The records below must be written out exactly, with every picture left behind.

→ SUPPLIED RECORDS:
-- BEGIN --

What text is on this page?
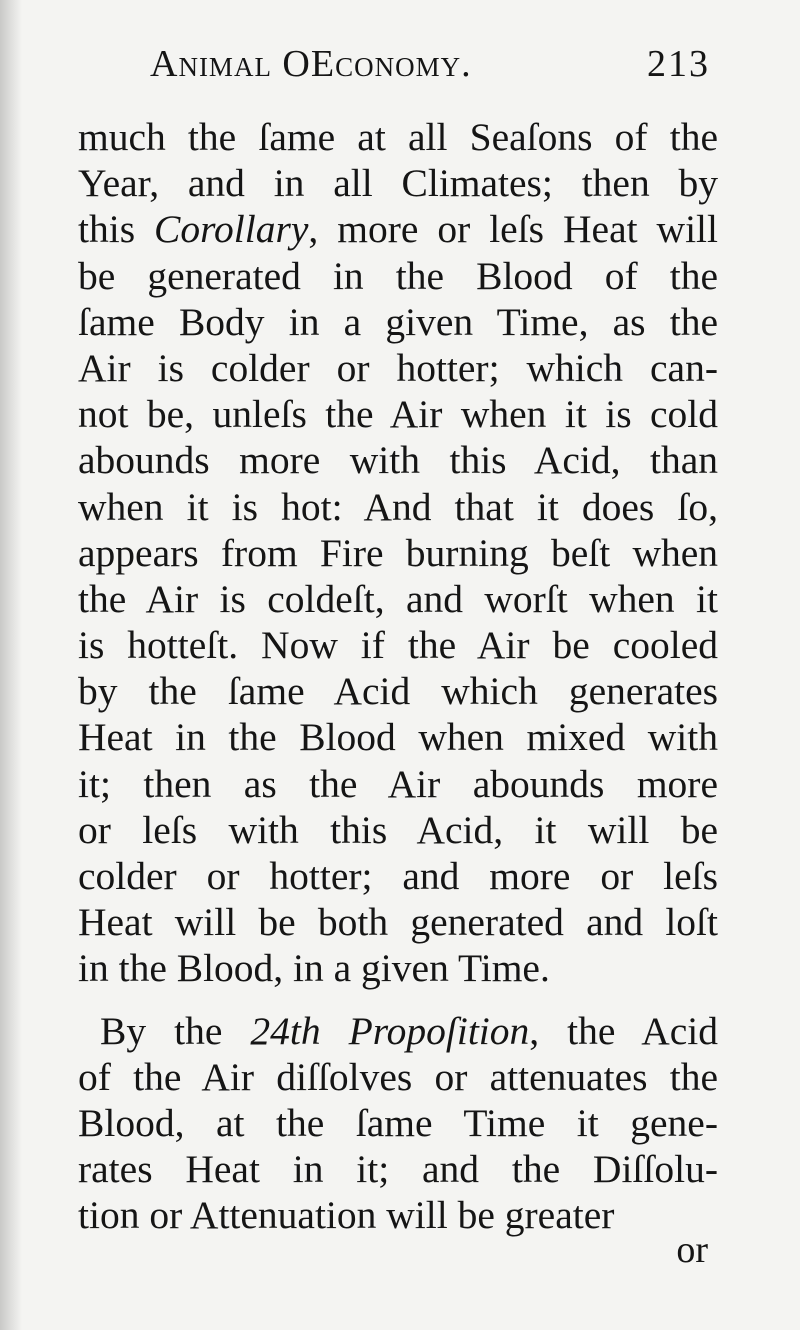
Animal OEconomy.	213
much the ſame at all Seaſons of the
Year, and in all Climates; then by
this Corollary, more or leſs Heat will
be generated in the Blood of the
ſame Body in a given Time, as the
Air is colder or hotter; which can-
not be, unleſs the Air when it is cold
abounds more with this Acid, than
when it is hot: And that it does ſo,
appears from Fire burning beſt when
the Air is coldeſt, and worſt when it
is hotteſt. Now if the Air be cooled
by the ſame Acid which generates
Heat in the Blood when mixed with
it; then as the Air abounds more
or leſs with this Acid, it will be
colder or hotter; and more or leſs
Heat will be both generated and loſt
in the Blood, in a given Time.
By the 24th Propoſition, the Acid
of the Air diſſolves or attenuates the
Blood, at the ſame Time it gene-
rates Heat in it; and the Diſſolu-
tion or Attenuation will be greater
or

-- END --

→ REPLY:
What text is on this page?
Animal OEconomy.	213
much the ſame at all Seaſons of the
Year, and in all Climates; then by
this Corollary, more or leſs Heat will
be generated in the Blood of the
ſame Body in a given Time, as the
Air is colder or hotter; which can-
not be, unleſs the Air when it is cold
abounds more with this Acid, than
when it is hot: And that it does ſo,
appears from Fire burning beſt when
the Air is coldeſt, and worſt when it
is hotteſt. Now if the Air be cooled
by the ſame Acid which generates
Heat in the Blood when mixed with
it; then as the Air abounds more
or leſs with this Acid, it will be
colder or hotter; and more or leſs
Heat will be both generated and loſt
in the Blood, in a given Time.
By the 24th Propoſition, the Acid
of the Air diſſolves or attenuates the
Blood, at the ſame Time it gene-
rates Heat in it; and the Diſſolu-
tion or Attenuation will be greater
or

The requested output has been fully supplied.